TASK INPUT start
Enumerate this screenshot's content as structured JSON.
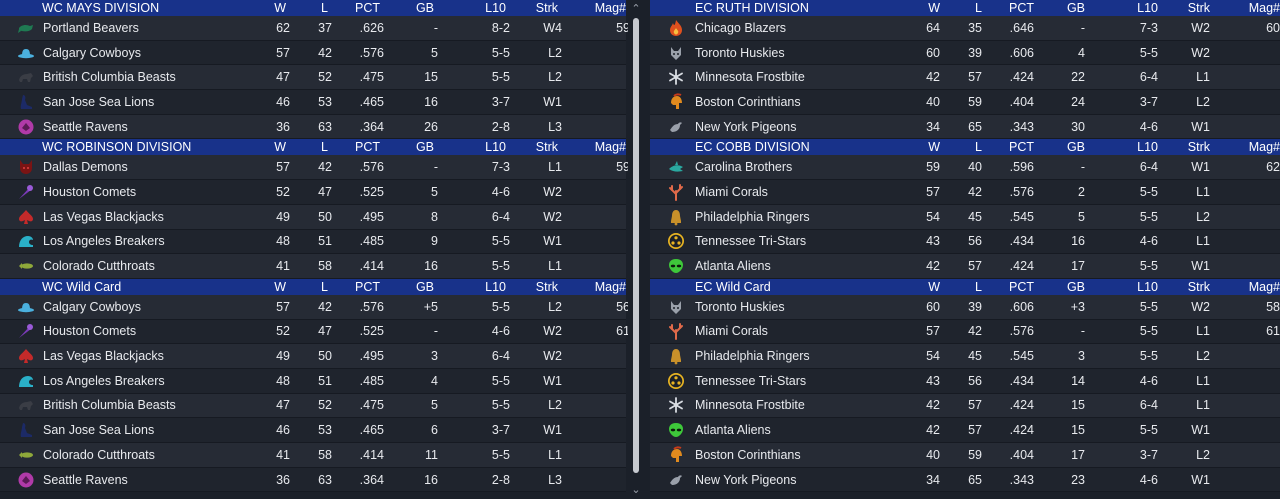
{
  "headers": {
    "w": "W",
    "l": "L",
    "pct": "PCT",
    "gb": "GB",
    "l10": "L10",
    "strk": "Strk",
    "mag": "Mag#"
  },
  "left": [
    {
      "title": "WC MAYS DIVISION",
      "rows": [
        {
          "logo": "beaver-icon",
          "color": "#1f7a52",
          "team": "Portland Beavers",
          "w": "62",
          "l": "37",
          "pct": ".626",
          "gb": "-",
          "l10": "8-2",
          "strk": "W4",
          "mag": "59"
        },
        {
          "logo": "cowboy-hat-icon",
          "color": "#4bb0de",
          "team": "Calgary Cowboys",
          "w": "57",
          "l": "42",
          "pct": ".576",
          "gb": "5",
          "l10": "5-5",
          "strk": "L2",
          "mag": ""
        },
        {
          "logo": "bear-icon",
          "color": "#3a3d45",
          "team": "British Columbia Beasts",
          "w": "47",
          "l": "52",
          "pct": ".475",
          "gb": "15",
          "l10": "5-5",
          "strk": "L2",
          "mag": ""
        },
        {
          "logo": "sea-lion-icon",
          "color": "#1c2a66",
          "team": "San Jose Sea Lions",
          "w": "46",
          "l": "53",
          "pct": ".465",
          "gb": "16",
          "l10": "3-7",
          "strk": "W1",
          "mag": ""
        },
        {
          "logo": "raven-icon",
          "color": "#b03aa8",
          "team": "Seattle Ravens",
          "w": "36",
          "l": "63",
          "pct": ".364",
          "gb": "26",
          "l10": "2-8",
          "strk": "L3",
          "mag": ""
        }
      ]
    },
    {
      "title": "WC ROBINSON DIVISION",
      "rows": [
        {
          "logo": "demon-icon",
          "color": "#7a1414",
          "team": "Dallas Demons",
          "w": "57",
          "l": "42",
          "pct": ".576",
          "gb": "-",
          "l10": "7-3",
          "strk": "L1",
          "mag": "59"
        },
        {
          "logo": "comet-icon",
          "color": "#2e2f3a",
          "team": "Houston Comets",
          "w": "52",
          "l": "47",
          "pct": ".525",
          "gb": "5",
          "l10": "4-6",
          "strk": "W2",
          "mag": ""
        },
        {
          "logo": "spade-icon",
          "color": "#c42a2a",
          "team": "Las Vegas Blackjacks",
          "w": "49",
          "l": "50",
          "pct": ".495",
          "gb": "8",
          "l10": "6-4",
          "strk": "W2",
          "mag": ""
        },
        {
          "logo": "wave-icon",
          "color": "#2ab0c8",
          "team": "Los Angeles Breakers",
          "w": "48",
          "l": "51",
          "pct": ".485",
          "gb": "9",
          "l10": "5-5",
          "strk": "W1",
          "mag": ""
        },
        {
          "logo": "fish-icon",
          "color": "#8ea83a",
          "team": "Colorado Cutthroats",
          "w": "41",
          "l": "58",
          "pct": ".414",
          "gb": "16",
          "l10": "5-5",
          "strk": "L1",
          "mag": ""
        }
      ]
    },
    {
      "title": "WC  Wild Card",
      "rows": [
        {
          "logo": "cowboy-hat-icon",
          "color": "#4bb0de",
          "team": "Calgary Cowboys",
          "w": "57",
          "l": "42",
          "pct": ".576",
          "gb": "+5",
          "l10": "5-5",
          "strk": "L2",
          "mag": "56"
        },
        {
          "logo": "comet-icon",
          "color": "#2e2f3a",
          "team": "Houston Comets",
          "w": "52",
          "l": "47",
          "pct": ".525",
          "gb": "-",
          "l10": "4-6",
          "strk": "W2",
          "mag": "61"
        },
        {
          "logo": "spade-icon",
          "color": "#c42a2a",
          "team": "Las Vegas Blackjacks",
          "w": "49",
          "l": "50",
          "pct": ".495",
          "gb": "3",
          "l10": "6-4",
          "strk": "W2",
          "mag": ""
        },
        {
          "logo": "wave-icon",
          "color": "#2ab0c8",
          "team": "Los Angeles Breakers",
          "w": "48",
          "l": "51",
          "pct": ".485",
          "gb": "4",
          "l10": "5-5",
          "strk": "W1",
          "mag": ""
        },
        {
          "logo": "bear-icon",
          "color": "#3a3d45",
          "team": "British Columbia Beasts",
          "w": "47",
          "l": "52",
          "pct": ".475",
          "gb": "5",
          "l10": "5-5",
          "strk": "L2",
          "mag": ""
        },
        {
          "logo": "sea-lion-icon",
          "color": "#1c2a66",
          "team": "San Jose Sea Lions",
          "w": "46",
          "l": "53",
          "pct": ".465",
          "gb": "6",
          "l10": "3-7",
          "strk": "W1",
          "mag": ""
        },
        {
          "logo": "fish-icon",
          "color": "#8ea83a",
          "team": "Colorado Cutthroats",
          "w": "41",
          "l": "58",
          "pct": ".414",
          "gb": "11",
          "l10": "5-5",
          "strk": "L1",
          "mag": ""
        },
        {
          "logo": "raven-icon",
          "color": "#b03aa8",
          "team": "Seattle Ravens",
          "w": "36",
          "l": "63",
          "pct": ".364",
          "gb": "16",
          "l10": "2-8",
          "strk": "L3",
          "mag": ""
        }
      ]
    }
  ],
  "right": [
    {
      "title": "EC RUTH DIVISION",
      "rows": [
        {
          "logo": "flame-icon",
          "color": "#e0501e",
          "team": "Chicago Blazers",
          "w": "64",
          "l": "35",
          "pct": ".646",
          "gb": "-",
          "l10": "7-3",
          "strk": "W2",
          "mag": "60"
        },
        {
          "logo": "husky-icon",
          "color": "#9aa0aa",
          "team": "Toronto Huskies",
          "w": "60",
          "l": "39",
          "pct": ".606",
          "gb": "4",
          "l10": "5-5",
          "strk": "W2",
          "mag": ""
        },
        {
          "logo": "snowflake-icon",
          "color": "#d8dce2",
          "team": "Minnesota Frostbite",
          "w": "42",
          "l": "57",
          "pct": ".424",
          "gb": "22",
          "l10": "6-4",
          "strk": "L1",
          "mag": ""
        },
        {
          "logo": "helmet-icon",
          "color": "#e08a1e",
          "team": "Boston Corinthians",
          "w": "40",
          "l": "59",
          "pct": ".404",
          "gb": "24",
          "l10": "3-7",
          "strk": "L2",
          "mag": ""
        },
        {
          "logo": "pigeon-icon",
          "color": "#9aa0aa",
          "team": "New York Pigeons",
          "w": "34",
          "l": "65",
          "pct": ".343",
          "gb": "30",
          "l10": "4-6",
          "strk": "W1",
          "mag": ""
        }
      ]
    },
    {
      "title": "EC COBB DIVISION",
      "rows": [
        {
          "logo": "shark-icon",
          "color": "#2aa8a0",
          "team": "Carolina Brothers",
          "w": "59",
          "l": "40",
          "pct": ".596",
          "gb": "-",
          "l10": "6-4",
          "strk": "W1",
          "mag": "62"
        },
        {
          "logo": "coral-icon",
          "color": "#e06a4a",
          "team": "Miami Corals",
          "w": "57",
          "l": "42",
          "pct": ".576",
          "gb": "2",
          "l10": "5-5",
          "strk": "L1",
          "mag": ""
        },
        {
          "logo": "bell-icon",
          "color": "#c8902a",
          "team": "Philadelphia Ringers",
          "w": "54",
          "l": "45",
          "pct": ".545",
          "gb": "5",
          "l10": "5-5",
          "strk": "L2",
          "mag": ""
        },
        {
          "logo": "tri-star-icon",
          "color": "#e8b422",
          "team": "Tennessee Tri-Stars",
          "w": "43",
          "l": "56",
          "pct": ".434",
          "gb": "16",
          "l10": "4-6",
          "strk": "L1",
          "mag": ""
        },
        {
          "logo": "alien-icon",
          "color": "#3ec83a",
          "team": "Atlanta Aliens",
          "w": "42",
          "l": "57",
          "pct": ".424",
          "gb": "17",
          "l10": "5-5",
          "strk": "W1",
          "mag": ""
        }
      ]
    },
    {
      "title": "EC  Wild Card",
      "rows": [
        {
          "logo": "husky-icon",
          "color": "#9aa0aa",
          "team": "Toronto Huskies",
          "w": "60",
          "l": "39",
          "pct": ".606",
          "gb": "+3",
          "l10": "5-5",
          "strk": "W2",
          "mag": "58"
        },
        {
          "logo": "coral-icon",
          "color": "#e06a4a",
          "team": "Miami Corals",
          "w": "57",
          "l": "42",
          "pct": ".576",
          "gb": "-",
          "l10": "5-5",
          "strk": "L1",
          "mag": "61"
        },
        {
          "logo": "bell-icon",
          "color": "#c8902a",
          "team": "Philadelphia Ringers",
          "w": "54",
          "l": "45",
          "pct": ".545",
          "gb": "3",
          "l10": "5-5",
          "strk": "L2",
          "mag": ""
        },
        {
          "logo": "tri-star-icon",
          "color": "#e8b422",
          "team": "Tennessee Tri-Stars",
          "w": "43",
          "l": "56",
          "pct": ".434",
          "gb": "14",
          "l10": "4-6",
          "strk": "L1",
          "mag": ""
        },
        {
          "logo": "snowflake-icon",
          "color": "#d8dce2",
          "team": "Minnesota Frostbite",
          "w": "42",
          "l": "57",
          "pct": ".424",
          "gb": "15",
          "l10": "6-4",
          "strk": "L1",
          "mag": ""
        },
        {
          "logo": "alien-icon",
          "color": "#3ec83a",
          "team": "Atlanta Aliens",
          "w": "42",
          "l": "57",
          "pct": ".424",
          "gb": "15",
          "l10": "5-5",
          "strk": "W1",
          "mag": ""
        },
        {
          "logo": "helmet-icon",
          "color": "#e08a1e",
          "team": "Boston Corinthians",
          "w": "40",
          "l": "59",
          "pct": ".404",
          "gb": "17",
          "l10": "3-7",
          "strk": "L2",
          "mag": ""
        },
        {
          "logo": "pigeon-icon",
          "color": "#9aa0aa",
          "team": "New York Pigeons",
          "w": "34",
          "l": "65",
          "pct": ".343",
          "gb": "23",
          "l10": "4-6",
          "strk": "W1",
          "mag": ""
        }
      ]
    }
  ]
}
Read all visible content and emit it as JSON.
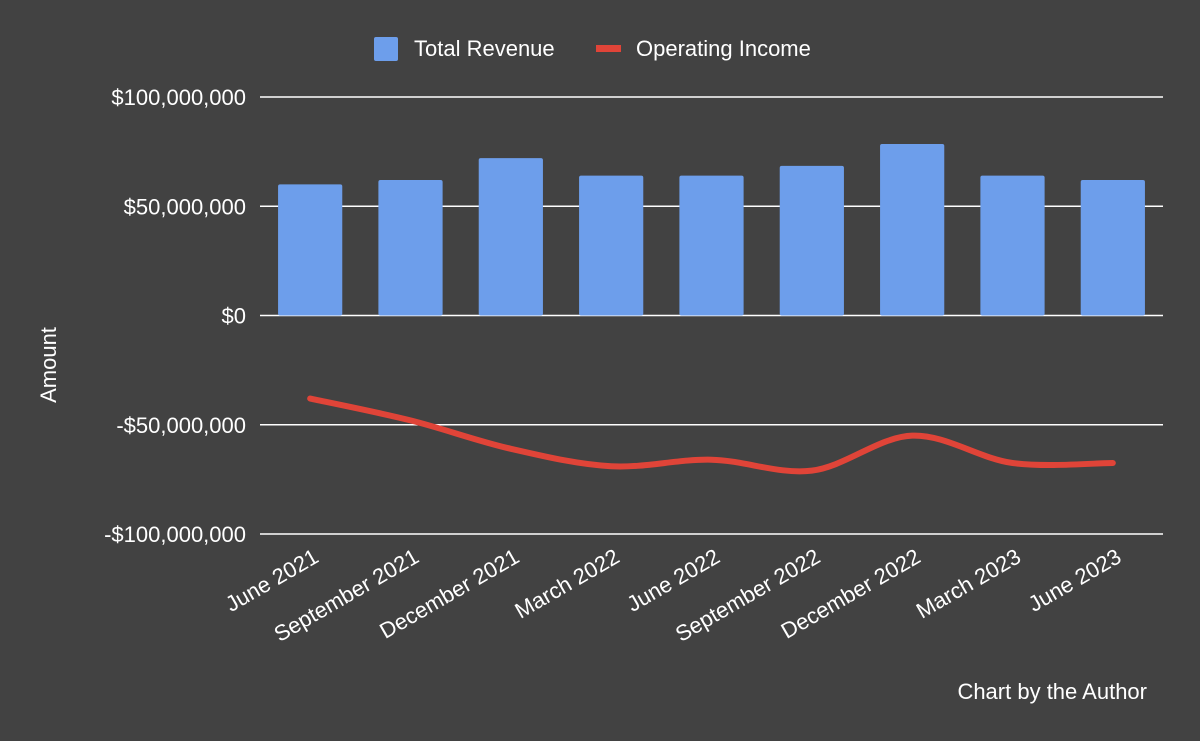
{
  "chart_data": {
    "type": "bar",
    "title": "",
    "xlabel": "",
    "ylabel": "Amount",
    "ylim": [
      -100000000,
      100000000
    ],
    "yticks": [
      100000000,
      50000000,
      0,
      -50000000,
      -100000000
    ],
    "ytick_labels": [
      "$100,000,000",
      "$50,000,000",
      "$0",
      "-$50,000,000",
      "-$100,000,000"
    ],
    "grid": true,
    "legend": "top",
    "categories": [
      "June 2021",
      "September 2021",
      "December 2021",
      "March 2022",
      "June 2022",
      "September 2022",
      "December 2022",
      "March 2023",
      "June 2023"
    ],
    "series": [
      {
        "name": "Total Revenue",
        "type": "bar",
        "color": "#6d9eeb",
        "values": [
          60000000,
          62000000,
          72000000,
          64000000,
          64000000,
          68500000,
          78500000,
          64000000,
          62000000
        ]
      },
      {
        "name": "Operating Income",
        "type": "line",
        "color": "#e04438",
        "values": [
          -38000000,
          -48000000,
          -61000000,
          -69000000,
          -66000000,
          -71000000,
          -55000000,
          -67500000,
          -67500000
        ]
      }
    ],
    "annotation": "Chart by the Author"
  }
}
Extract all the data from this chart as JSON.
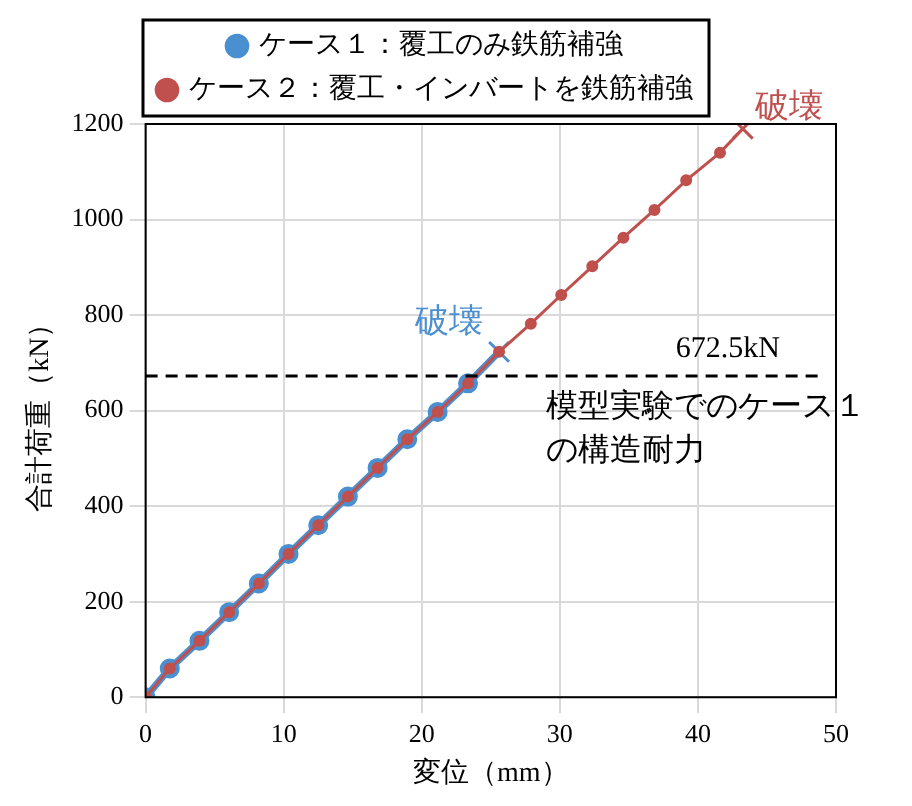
{
  "chart_data": {
    "type": "line",
    "xlabel": "変位（mm）",
    "ylabel": "合計荷重（kN）",
    "xlim": [
      0,
      50
    ],
    "xticks": [
      0,
      10,
      20,
      30,
      40,
      50
    ],
    "ylim": [
      0,
      1200
    ],
    "yticks": [
      0,
      200,
      400,
      600,
      800,
      1000,
      1200
    ],
    "grid": true,
    "legend": "top",
    "marker": "circle",
    "line_style": "solid",
    "series": [
      {
        "name": "ケース１：覆工のみ鉄筋補強",
        "color": "#4a8fd0",
        "x": [
          0,
          1.75,
          3.9,
          6.05,
          8.2,
          10.35,
          12.5,
          14.65,
          16.8,
          18.95,
          21.15,
          23.35,
          25.6
        ],
        "values": [
          0,
          60,
          118,
          178,
          238,
          300,
          360,
          420,
          480,
          540,
          597,
          657,
          723
        ]
      },
      {
        "name": "ケース２：覆工・インバートを鉄筋補強",
        "color": "#c0504d",
        "x": [
          0,
          1.75,
          3.9,
          6.05,
          8.2,
          10.35,
          12.5,
          14.65,
          16.8,
          18.95,
          21.15,
          23.35,
          25.6,
          27.9,
          30.1,
          32.35,
          34.6,
          36.85,
          39.15,
          41.6,
          43.25
        ],
        "values": [
          0,
          60,
          118,
          178,
          238,
          300,
          360,
          420,
          480,
          540,
          597,
          657,
          723,
          782,
          842,
          902,
          962,
          1020,
          1082,
          1140,
          1190
        ]
      }
    ],
    "ref_lines": [
      {
        "axis": "y",
        "value": 672.5,
        "label": "672.5kN",
        "color": "#000000",
        "line_style": "dashed"
      }
    ],
    "annotations": [
      {
        "text": "破壊",
        "x": 25.6,
        "y": 723
      },
      {
        "text": "破壊",
        "x": 43.25,
        "y": 1190
      },
      "模型実験でのケース１の構造耐力"
    ]
  }
}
TASK INPUT end
» WHAT IS EXPECTED: Using the entries above, find all lines with "Wild". Copy them.

» WRITTEN SOLUTION:
      "title": "WC  Wild Card",
      "title": "EC  Wild Card",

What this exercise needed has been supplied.